→ **ENTRIES PROVIDED**:
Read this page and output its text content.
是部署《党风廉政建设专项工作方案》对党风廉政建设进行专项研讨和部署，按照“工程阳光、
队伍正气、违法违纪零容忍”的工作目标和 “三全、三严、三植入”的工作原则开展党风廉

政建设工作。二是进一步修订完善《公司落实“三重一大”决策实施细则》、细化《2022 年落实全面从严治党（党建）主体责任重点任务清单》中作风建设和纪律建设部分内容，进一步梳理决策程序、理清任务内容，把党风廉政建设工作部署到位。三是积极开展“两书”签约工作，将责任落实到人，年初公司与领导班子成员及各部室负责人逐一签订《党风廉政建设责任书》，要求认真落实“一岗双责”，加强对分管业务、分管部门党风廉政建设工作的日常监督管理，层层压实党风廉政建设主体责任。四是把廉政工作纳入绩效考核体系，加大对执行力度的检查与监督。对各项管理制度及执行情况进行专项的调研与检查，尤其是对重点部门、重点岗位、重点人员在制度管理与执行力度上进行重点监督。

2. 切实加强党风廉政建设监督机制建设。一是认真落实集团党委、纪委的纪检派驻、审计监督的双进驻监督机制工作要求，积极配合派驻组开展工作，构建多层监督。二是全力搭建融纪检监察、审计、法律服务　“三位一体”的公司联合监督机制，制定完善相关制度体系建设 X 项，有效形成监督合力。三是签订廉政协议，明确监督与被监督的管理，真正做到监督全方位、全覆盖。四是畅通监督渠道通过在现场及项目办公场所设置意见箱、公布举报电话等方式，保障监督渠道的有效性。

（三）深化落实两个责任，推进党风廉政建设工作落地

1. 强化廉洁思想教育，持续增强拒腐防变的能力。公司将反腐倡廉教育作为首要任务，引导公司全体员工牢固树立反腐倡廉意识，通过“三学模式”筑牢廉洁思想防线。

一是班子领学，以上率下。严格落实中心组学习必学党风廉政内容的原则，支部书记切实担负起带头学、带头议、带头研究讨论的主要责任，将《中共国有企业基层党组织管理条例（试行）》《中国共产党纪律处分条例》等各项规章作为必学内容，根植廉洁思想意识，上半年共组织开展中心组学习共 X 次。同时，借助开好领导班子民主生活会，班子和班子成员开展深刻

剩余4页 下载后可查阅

→ **WHAT IS BEING ASKED**: Would you restate each of the entries word for word?

→ **FINISHED TASK**:
Read this page and output its text content.
是部署《党风廉政建设专项工作方案》对党风廉政建设进行专项研讨和部署，按照“工程阳光、
队伍正气、违法违纪零容忍”的工作目标和 “三全、三严、三植入”的工作原则开展党风廉

政建设工作。二是进一步修订完善《公司落实“三重一大”决策实施细则》、细化《2022 年落实全面从严治党（党建）主体责任重点任务清单》中作风建设和纪律建设部分内容，进一步梳理决策程序、理清任务内容，把党风廉政建设工作部署到位。三是积极开展“两书”签约工作，将责任落实到人，年初公司与领导班子成员及各部室负责人逐一签订《党风廉政建设责任书》，要求认真落实“一岗双责”，加强对分管业务、分管部门党风廉政建设工作的日常监督管理，层层压实党风廉政建设主体责任。四是把廉政工作纳入绩效考核体系，加大对执行力度的检查与监督。对各项管理制度及执行情况进行专项的调研与检查，尤其是对重点部门、重点岗位、重点人员在制度管理与执行力度上进行重点监督。

2. 切实加强党风廉政建设监督机制建设。一是认真落实集团党委、纪委的纪检派驻、审计监督的双进驻监督机制工作要求，积极配合派驻组开展工作，构建多层监督。二是全力搭建融纪检监察、审计、法律服务　“三位一体”的公司联合监督机制，制定完善相关制度体系建设 X 项，有效形成监督合力。三是签订廉政协议，明确监督与被监督的管理，真正做到监督全方位、全覆盖。四是畅通监督渠道通过在现场及项目办公场所设置意见箱、公布举报电话等方式，保障监督渠道的有效性。

（三）深化落实两个责任，推进党风廉政建设工作落地

1. 强化廉洁思想教育，持续增强拒腐防变的能力。公司将反腐倡廉教育作为首要任务，引导公司全体员工牢固树立反腐倡廉意识，通过“三学模式”筑牢廉洁思想防线。

一是班子领学，以上率下。严格落实中心组学习必学党风廉政内容的原则，支部书记切实担负起带头学、带头议、带头研究讨论的主要责任，将《中共国有企业基层党组织管理条例（试行）》《中国共产党纪律处分条例》等各项规章作为必学内容，根植廉洁思想意识，上半年共组织开展中心组学习共 X 次。同时，借助开好领导班子民主生活会，班子和班子成员开展深刻

剩余4页 下载后可查阅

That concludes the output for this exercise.